Copy all the entries below exactly, but not the pictures.

**Figure data in JSON:**

****

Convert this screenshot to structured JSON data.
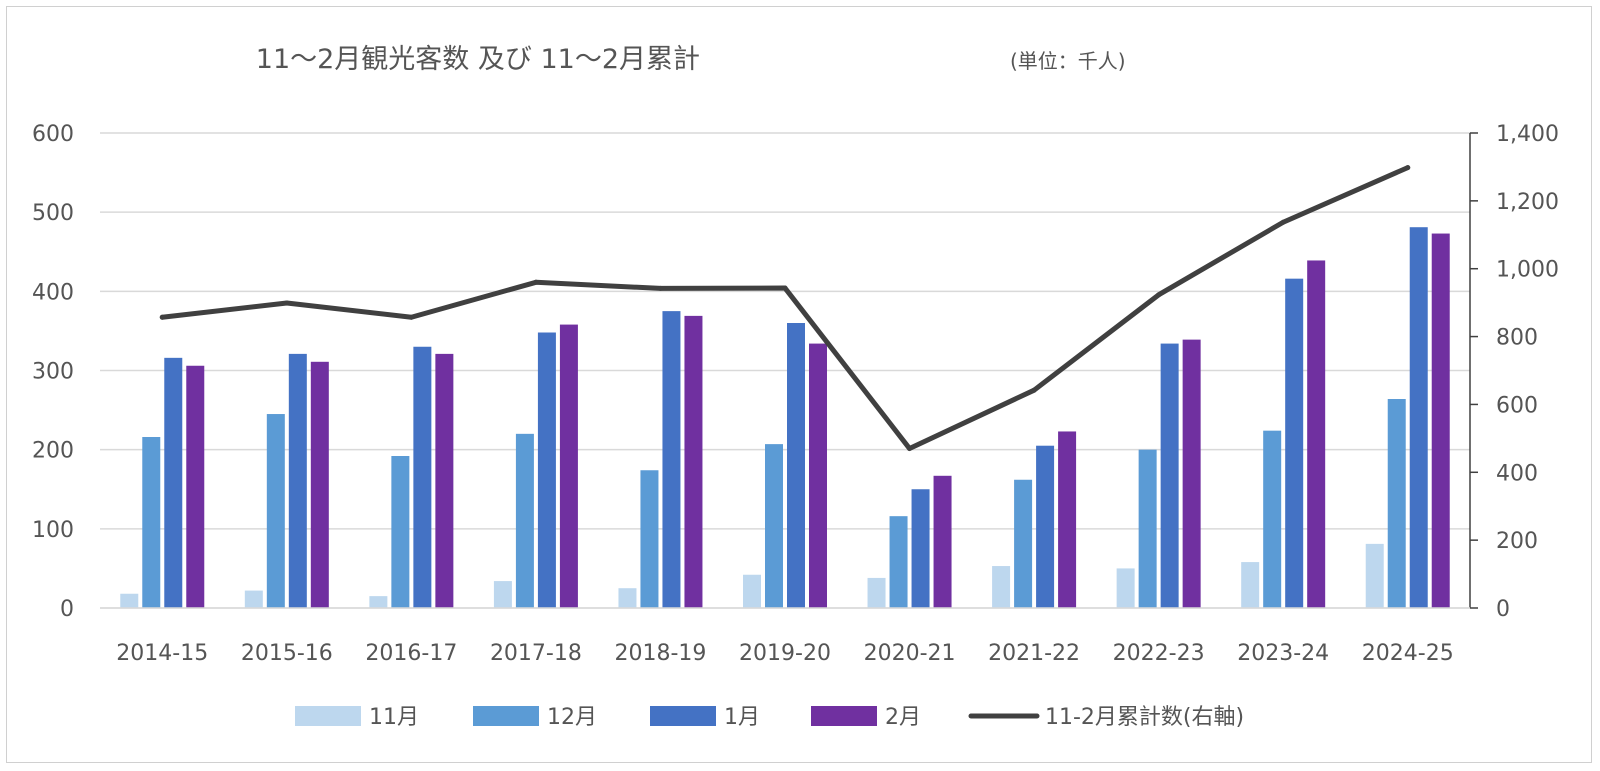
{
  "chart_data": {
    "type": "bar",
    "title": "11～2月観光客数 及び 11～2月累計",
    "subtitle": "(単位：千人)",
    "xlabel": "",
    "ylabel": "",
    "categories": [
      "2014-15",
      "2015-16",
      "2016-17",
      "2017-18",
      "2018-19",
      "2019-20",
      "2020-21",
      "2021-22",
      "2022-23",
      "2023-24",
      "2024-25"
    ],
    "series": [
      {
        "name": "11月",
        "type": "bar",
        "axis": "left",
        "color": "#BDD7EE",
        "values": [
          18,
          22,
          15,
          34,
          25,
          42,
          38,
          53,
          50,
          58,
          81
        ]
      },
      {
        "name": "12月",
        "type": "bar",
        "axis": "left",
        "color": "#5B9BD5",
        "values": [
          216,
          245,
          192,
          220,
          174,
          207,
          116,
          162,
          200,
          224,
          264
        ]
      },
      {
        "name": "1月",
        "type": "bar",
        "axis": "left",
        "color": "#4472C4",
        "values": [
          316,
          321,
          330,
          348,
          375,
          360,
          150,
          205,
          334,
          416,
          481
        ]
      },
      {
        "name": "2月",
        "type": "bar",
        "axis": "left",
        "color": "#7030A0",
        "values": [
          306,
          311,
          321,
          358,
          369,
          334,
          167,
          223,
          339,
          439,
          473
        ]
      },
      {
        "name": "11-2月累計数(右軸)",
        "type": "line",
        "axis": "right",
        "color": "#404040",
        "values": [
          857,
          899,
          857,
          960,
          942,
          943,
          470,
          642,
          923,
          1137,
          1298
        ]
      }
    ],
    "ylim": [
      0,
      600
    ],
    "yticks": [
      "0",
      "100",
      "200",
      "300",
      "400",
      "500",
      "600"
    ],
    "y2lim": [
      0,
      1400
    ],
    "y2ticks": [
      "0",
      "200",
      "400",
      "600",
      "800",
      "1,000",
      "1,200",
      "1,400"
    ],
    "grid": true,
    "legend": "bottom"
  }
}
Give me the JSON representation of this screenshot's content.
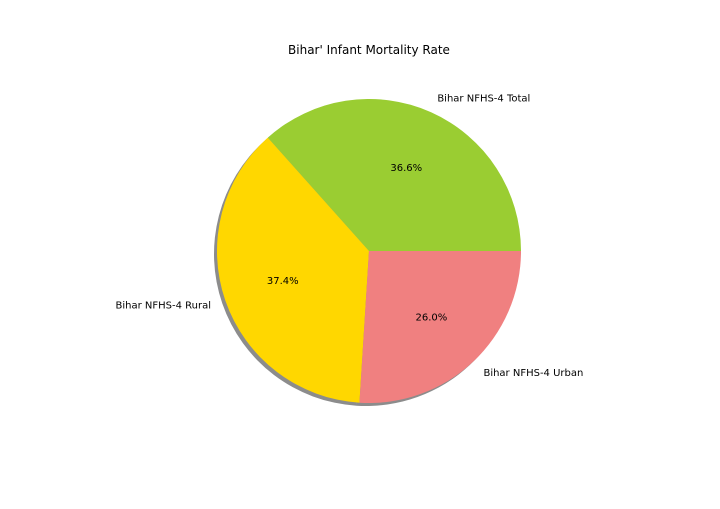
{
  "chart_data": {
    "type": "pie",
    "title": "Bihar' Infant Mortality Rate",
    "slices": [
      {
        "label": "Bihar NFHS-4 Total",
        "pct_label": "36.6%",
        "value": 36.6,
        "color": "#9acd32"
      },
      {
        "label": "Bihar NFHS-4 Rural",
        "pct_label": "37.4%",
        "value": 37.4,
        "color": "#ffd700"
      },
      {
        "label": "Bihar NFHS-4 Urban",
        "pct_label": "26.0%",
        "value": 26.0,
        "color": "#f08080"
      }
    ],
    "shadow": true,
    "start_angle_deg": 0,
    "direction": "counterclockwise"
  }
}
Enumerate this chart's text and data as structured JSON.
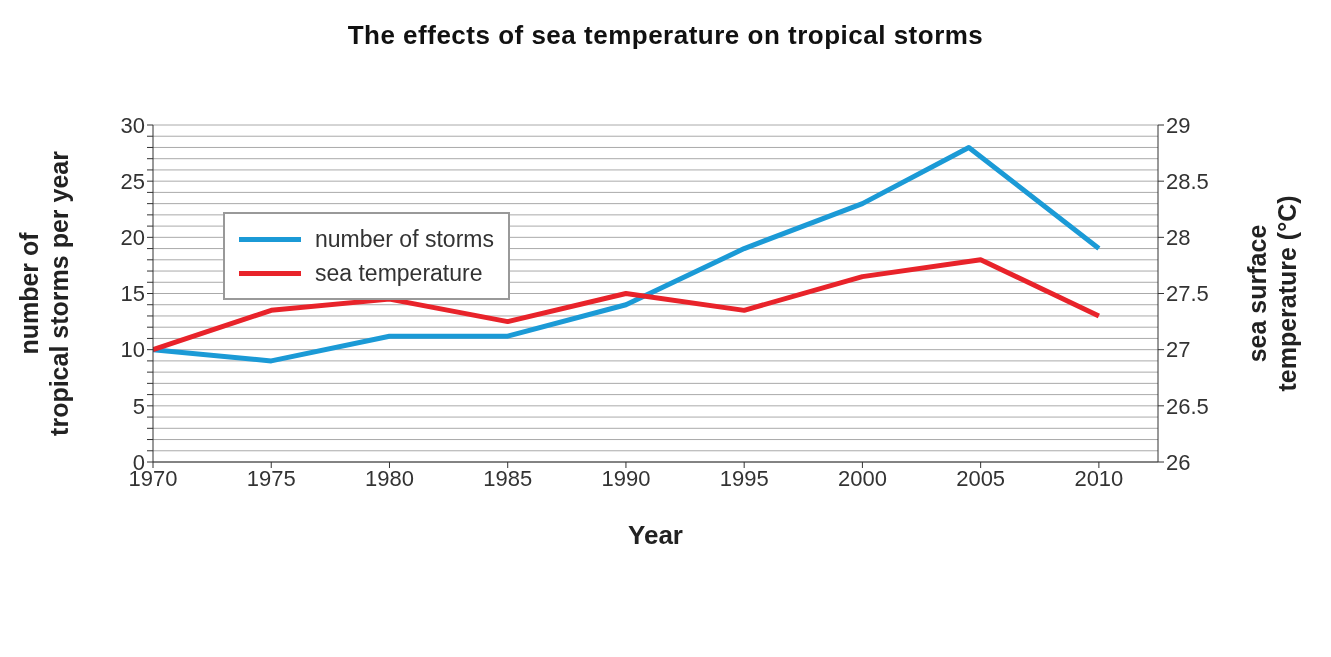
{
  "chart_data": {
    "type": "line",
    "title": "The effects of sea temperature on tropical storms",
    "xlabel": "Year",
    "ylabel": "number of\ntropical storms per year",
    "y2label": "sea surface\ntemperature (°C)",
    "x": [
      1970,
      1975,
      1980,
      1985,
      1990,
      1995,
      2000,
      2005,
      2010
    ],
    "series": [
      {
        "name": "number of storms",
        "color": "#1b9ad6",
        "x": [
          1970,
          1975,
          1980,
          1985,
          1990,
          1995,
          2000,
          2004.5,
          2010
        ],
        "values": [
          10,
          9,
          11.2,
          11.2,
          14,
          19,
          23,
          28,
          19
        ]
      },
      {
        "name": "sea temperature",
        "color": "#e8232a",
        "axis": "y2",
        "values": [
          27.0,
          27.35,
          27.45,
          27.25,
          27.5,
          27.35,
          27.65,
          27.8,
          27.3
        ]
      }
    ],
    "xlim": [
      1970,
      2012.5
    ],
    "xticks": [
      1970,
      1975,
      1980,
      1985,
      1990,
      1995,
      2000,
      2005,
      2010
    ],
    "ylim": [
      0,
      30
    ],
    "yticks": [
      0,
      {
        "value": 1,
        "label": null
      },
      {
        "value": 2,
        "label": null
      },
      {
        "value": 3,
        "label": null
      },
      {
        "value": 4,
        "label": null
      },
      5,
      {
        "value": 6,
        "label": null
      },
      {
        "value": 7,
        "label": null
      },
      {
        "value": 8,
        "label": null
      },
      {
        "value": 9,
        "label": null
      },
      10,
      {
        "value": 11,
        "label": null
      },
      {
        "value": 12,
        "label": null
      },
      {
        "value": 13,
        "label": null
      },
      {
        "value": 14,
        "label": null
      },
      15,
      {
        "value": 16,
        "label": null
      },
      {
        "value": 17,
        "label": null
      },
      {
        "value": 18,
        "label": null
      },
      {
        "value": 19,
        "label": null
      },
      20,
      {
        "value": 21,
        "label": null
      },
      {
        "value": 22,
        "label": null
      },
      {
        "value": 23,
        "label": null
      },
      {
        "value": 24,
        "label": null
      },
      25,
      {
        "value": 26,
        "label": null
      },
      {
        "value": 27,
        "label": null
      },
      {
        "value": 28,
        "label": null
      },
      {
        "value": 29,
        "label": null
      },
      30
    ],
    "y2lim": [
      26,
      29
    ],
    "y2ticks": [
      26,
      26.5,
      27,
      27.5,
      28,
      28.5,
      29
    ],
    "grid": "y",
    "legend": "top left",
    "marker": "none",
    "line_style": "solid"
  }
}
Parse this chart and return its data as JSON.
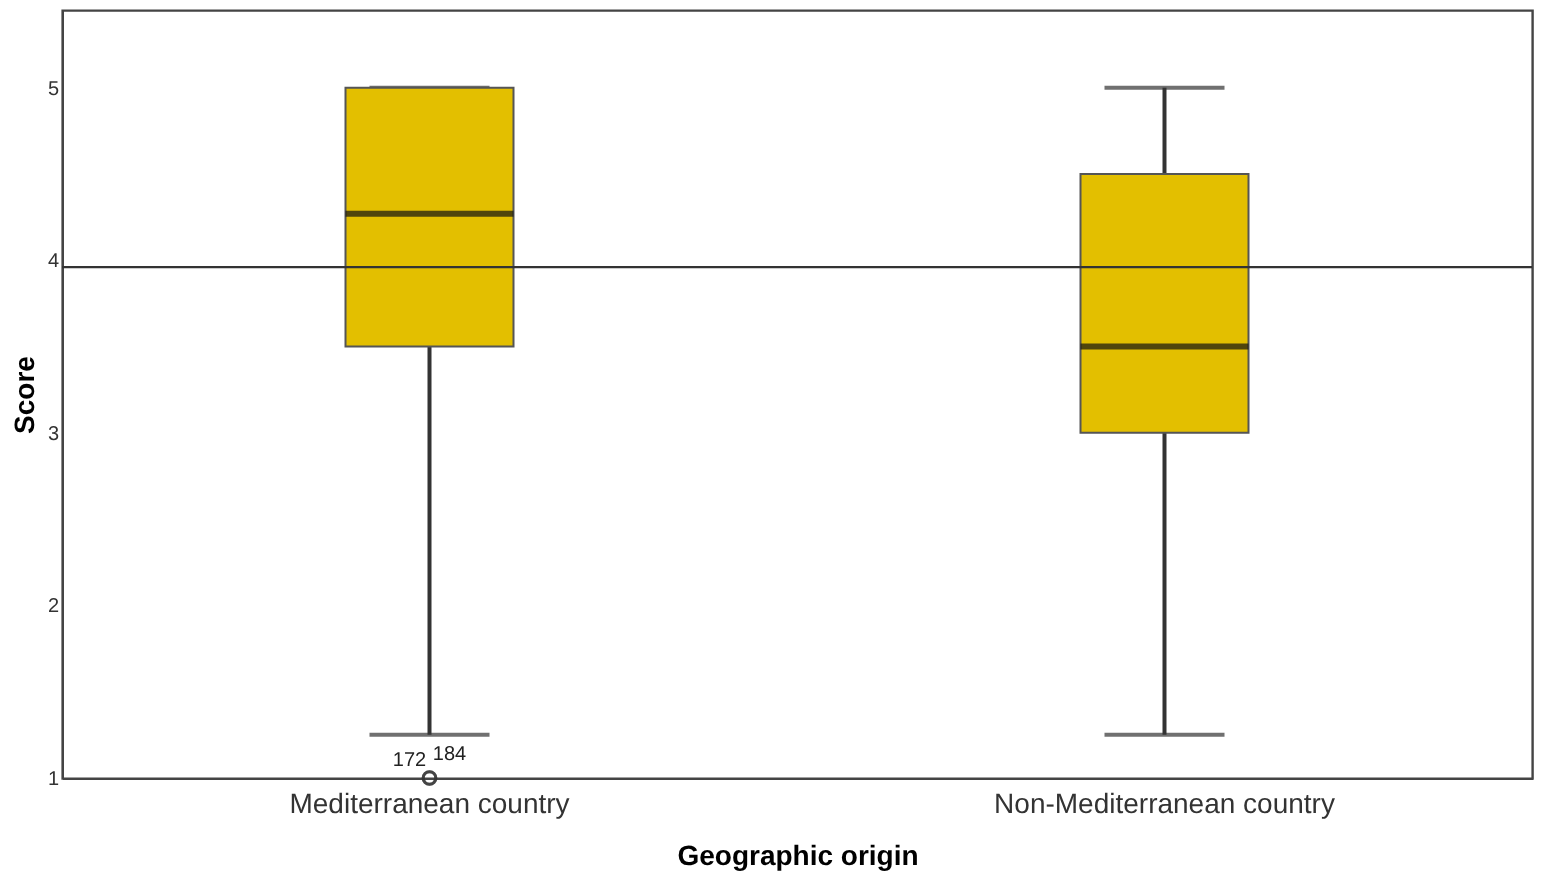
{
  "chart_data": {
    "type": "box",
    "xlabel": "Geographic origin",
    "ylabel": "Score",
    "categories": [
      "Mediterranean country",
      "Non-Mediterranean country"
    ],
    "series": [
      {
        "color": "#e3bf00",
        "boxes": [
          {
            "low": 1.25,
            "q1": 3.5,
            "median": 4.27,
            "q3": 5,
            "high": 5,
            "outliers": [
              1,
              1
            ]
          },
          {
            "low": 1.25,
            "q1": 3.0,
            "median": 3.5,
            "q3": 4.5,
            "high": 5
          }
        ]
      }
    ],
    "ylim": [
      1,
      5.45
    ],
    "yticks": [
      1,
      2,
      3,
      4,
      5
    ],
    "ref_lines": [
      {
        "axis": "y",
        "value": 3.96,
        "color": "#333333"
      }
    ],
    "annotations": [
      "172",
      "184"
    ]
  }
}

****

**Result of this task:**
Convert this screenshot to structured JSON data.
{
  "chart_data": {
    "type": "bar",
    "title": "11～2月観光客数 及び 11～2月累計",
    "subtitle": "(単位：千人)",
    "xlabel": "",
    "ylabel": "",
    "categories": [
      "2014-15",
      "2015-16",
      "2016-17",
      "2017-18",
      "2018-19",
      "2019-20",
      "2020-21",
      "2021-22",
      "2022-23",
      "2023-24",
      "2024-25"
    ],
    "series": [
      {
        "name": "11月",
        "type": "bar",
        "axis": "left",
        "color": "#BDD7EE",
        "values": [
          18,
          22,
          15,
          34,
          25,
          42,
          38,
          53,
          50,
          58,
          81
        ]
      },
      {
        "name": "12月",
        "type": "bar",
        "axis": "left",
        "color": "#5B9BD5",
        "values": [
          216,
          245,
          192,
          220,
          174,
          207,
          116,
          162,
          200,
          224,
          264
        ]
      },
      {
        "name": "1月",
        "type": "bar",
        "axis": "left",
        "color": "#4472C4",
        "values": [
          316,
          321,
          330,
          348,
          375,
          360,
          150,
          205,
          334,
          416,
          481
        ]
      },
      {
        "name": "2月",
        "type": "bar",
        "axis": "left",
        "color": "#7030A0",
        "values": [
          306,
          311,
          321,
          358,
          369,
          334,
          167,
          223,
          339,
          439,
          473
        ]
      },
      {
        "name": "11-2月累計数(右軸)",
        "type": "line",
        "axis": "right",
        "color": "#404040",
        "values": [
          857,
          899,
          857,
          960,
          942,
          943,
          470,
          642,
          923,
          1137,
          1298
        ]
      }
    ],
    "ylim": [
      0,
      600
    ],
    "yticks": [
      "0",
      "100",
      "200",
      "300",
      "400",
      "500",
      "600"
    ],
    "y2lim": [
      0,
      1400
    ],
    "y2ticks": [
      "0",
      "200",
      "400",
      "600",
      "800",
      "1,000",
      "1,200",
      "1,400"
    ],
    "grid": true,
    "legend": "bottom"
  }
}
Give me the JSON representation of this screenshot's content.
{
  "chart_data": {
    "type": "pie",
    "title": "Bihar' Infant Mortality Rate",
    "slices": [
      {
        "label": "Bihar NFHS-4 Total",
        "pct_label": "36.6%",
        "value": 36.6,
        "color": "#9acd32"
      },
      {
        "label": "Bihar NFHS-4 Rural",
        "pct_label": "37.4%",
        "value": 37.4,
        "color": "#ffd700"
      },
      {
        "label": "Bihar NFHS-4 Urban",
        "pct_label": "26.0%",
        "value": 26.0,
        "color": "#f08080"
      }
    ],
    "shadow": true,
    "start_angle_deg": 0,
    "direction": "counterclockwise"
  }
}
Enumerate this chart's text and data as structured JSON.
{
  "chart_data": {
    "type": "line",
    "title": "The effects of sea temperature on tropical storms",
    "xlabel": "Year",
    "ylabel": "number of\ntropical storms per year",
    "y2label": "sea surface\ntemperature (°C)",
    "x": [
      1970,
      1975,
      1980,
      1985,
      1990,
      1995,
      2000,
      2005,
      2010
    ],
    "series": [
      {
        "name": "number of storms",
        "color": "#1b9ad6",
        "x": [
          1970,
          1975,
          1980,
          1985,
          1990,
          1995,
          2000,
          2004.5,
          2010
        ],
        "values": [
          10,
          9,
          11.2,
          11.2,
          14,
          19,
          23,
          28,
          19
        ]
      },
      {
        "name": "sea temperature",
        "color": "#e8232a",
        "axis": "y2",
        "values": [
          27.0,
          27.35,
          27.45,
          27.25,
          27.5,
          27.35,
          27.65,
          27.8,
          27.3
        ]
      }
    ],
    "xlim": [
      1970,
      2012.5
    ],
    "xticks": [
      1970,
      1975,
      1980,
      1985,
      1990,
      1995,
      2000,
      2005,
      2010
    ],
    "ylim": [
      0,
      30
    ],
    "yticks": [
      0,
      {
        "value": 1,
        "label": null
      },
      {
        "value": 2,
        "label": null
      },
      {
        "value": 3,
        "label": null
      },
      {
        "value": 4,
        "label": null
      },
      5,
      {
        "value": 6,
        "label": null
      },
      {
        "value": 7,
        "label": null
      },
      {
        "value": 8,
        "label": null
      },
      {
        "value": 9,
        "label": null
      },
      10,
      {
        "value": 11,
        "label": null
      },
      {
        "value": 12,
        "label": null
      },
      {
        "value": 13,
        "label": null
      },
      {
        "value": 14,
        "label": null
      },
      15,
      {
        "value": 16,
        "label": null
      },
      {
        "value": 17,
        "label": null
      },
      {
        "value": 18,
        "label": null
      },
      {
        "value": 19,
        "label": null
      },
      20,
      {
        "value": 21,
        "label": null
      },
      {
        "value": 22,
        "label": null
      },
      {
        "value": 23,
        "label": null
      },
      {
        "value": 24,
        "label": null
      },
      25,
      {
        "value": 26,
        "label": null
      },
      {
        "value": 27,
        "label": null
      },
      {
        "value": 28,
        "label": null
      },
      {
        "value": 29,
        "label": null
      },
      30
    ],
    "y2lim": [
      26,
      29
    ],
    "y2ticks": [
      26,
      26.5,
      27,
      27.5,
      28,
      28.5,
      29
    ],
    "grid": "y",
    "legend": "top left",
    "marker": "none",
    "line_style": "solid"
  }
}
Parse this chart and return its data as JSON.
{
  "chart_data": {
    "type": "box",
    "xlabel": "Geographic origin",
    "ylabel": "Score",
    "categories": [
      "Mediterranean country",
      "Non-Mediterranean country"
    ],
    "series": [
      {
        "color": "#e3bf00",
        "boxes": [
          {
            "low": 1.25,
            "q1": 3.5,
            "median": 4.27,
            "q3": 5,
            "high": 5,
            "outliers": [
              1,
              1
            ]
          },
          {
            "low": 1.25,
            "q1": 3.0,
            "median": 3.5,
            "q3": 4.5,
            "high": 5
          }
        ]
      }
    ],
    "ylim": [
      1,
      5.45
    ],
    "yticks": [
      1,
      2,
      3,
      4,
      5
    ],
    "ref_lines": [
      {
        "axis": "y",
        "value": 3.96,
        "color": "#333333"
      }
    ],
    "annotations": [
      "172",
      "184"
    ]
  }
}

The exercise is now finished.